▶ _What to do_:
Go through the entries below and copy each line containing the word "MACHINE".
_ _ _ _
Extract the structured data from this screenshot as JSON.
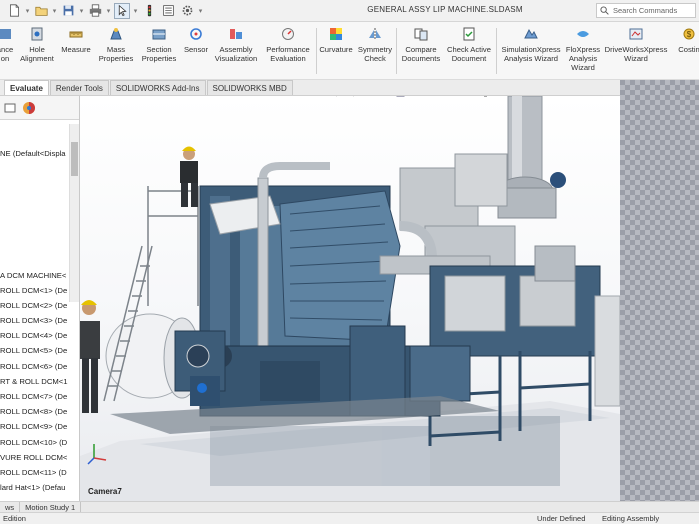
{
  "titlebar": {
    "document_title": "GENERAL ASSY LIP MACHINE.SLDASM",
    "search_placeholder": "Search Commands"
  },
  "ribbon": {
    "tools": [
      {
        "id": "interference",
        "label_lines": [
          "ance",
          "on"
        ]
      },
      {
        "id": "hole",
        "label_lines": [
          "Hole",
          "Alignment"
        ]
      },
      {
        "id": "measure",
        "label_lines": [
          "Measure",
          ""
        ]
      },
      {
        "id": "mass",
        "label_lines": [
          "Mass",
          "Properties"
        ]
      },
      {
        "id": "section",
        "label_lines": [
          "Section",
          "Properties"
        ]
      },
      {
        "id": "sensor",
        "label_lines": [
          "Sensor",
          ""
        ]
      },
      {
        "id": "assyvis",
        "label_lines": [
          "Assembly",
          "Visualization"
        ]
      },
      {
        "id": "perf",
        "label_lines": [
          "Performance",
          "Evaluation"
        ]
      },
      {
        "id": "curvature",
        "label_lines": [
          "Curvature",
          ""
        ]
      },
      {
        "id": "symmetry",
        "label_lines": [
          "Symmetry",
          "Check"
        ]
      },
      {
        "id": "compare",
        "label_lines": [
          "Compare",
          "Documents"
        ]
      },
      {
        "id": "checkactive",
        "label_lines": [
          "Check Active",
          "Document"
        ]
      },
      {
        "id": "simx",
        "label_lines": [
          "SimulationXpress",
          "Analysis Wizard"
        ]
      },
      {
        "id": "flox",
        "label_lines": [
          "FloXpress",
          "Analysis",
          "Wizard"
        ]
      },
      {
        "id": "drivex",
        "label_lines": [
          "DriveWorksXpress",
          "Wizard"
        ]
      },
      {
        "id": "costing",
        "label_lines": [
          "Costin",
          ""
        ]
      }
    ]
  },
  "tabs": [
    {
      "label": "Evaluate",
      "active": true
    },
    {
      "label": "Render Tools",
      "active": false
    },
    {
      "label": "SOLIDWORKS Add-Ins",
      "active": false
    },
    {
      "label": "SOLIDWORKS MBD",
      "active": false
    }
  ],
  "tree": {
    "items": [
      "NE  (Default<Displa",
      "",
      "",
      "",
      "",
      "",
      "",
      "",
      "A DCM MACHINE<",
      "ROLL DCM<1> (De",
      "ROLL DCM<2> (De",
      "ROLL DCM<3> (De",
      "ROLL DCM<4> (De",
      "ROLL DCM<5> (De",
      "ROLL DCM<6> (De",
      "RT & ROLL DCM<1",
      "ROLL DCM<7> (De",
      "ROLL DCM<8> (De",
      "ROLL DCM<9> (De",
      "ROLL DCM<10> (D",
      "VURE ROLL DCM<",
      "ROLL DCM<11> (D",
      "lard Hat<1> (Defau"
    ]
  },
  "viewport": {
    "camera_label": "Camera7"
  },
  "bottom_tabs": [
    "ws",
    "Motion Study 1"
  ],
  "status": {
    "left": "Edition",
    "definition": "Under Defined",
    "mode": "Editing Assembly"
  }
}
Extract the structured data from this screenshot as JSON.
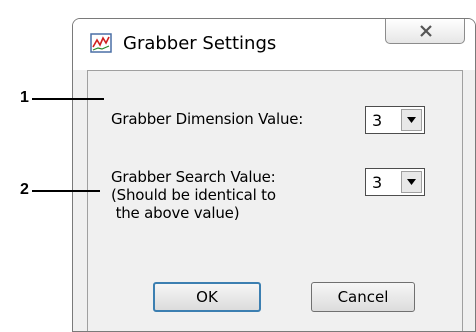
_ _ _ _
▶ _Solution to this exercise_:
    "document_title": "GENERAL ASSY LIP MACHINE.SLDASM",
      "A DCM MACHINE<",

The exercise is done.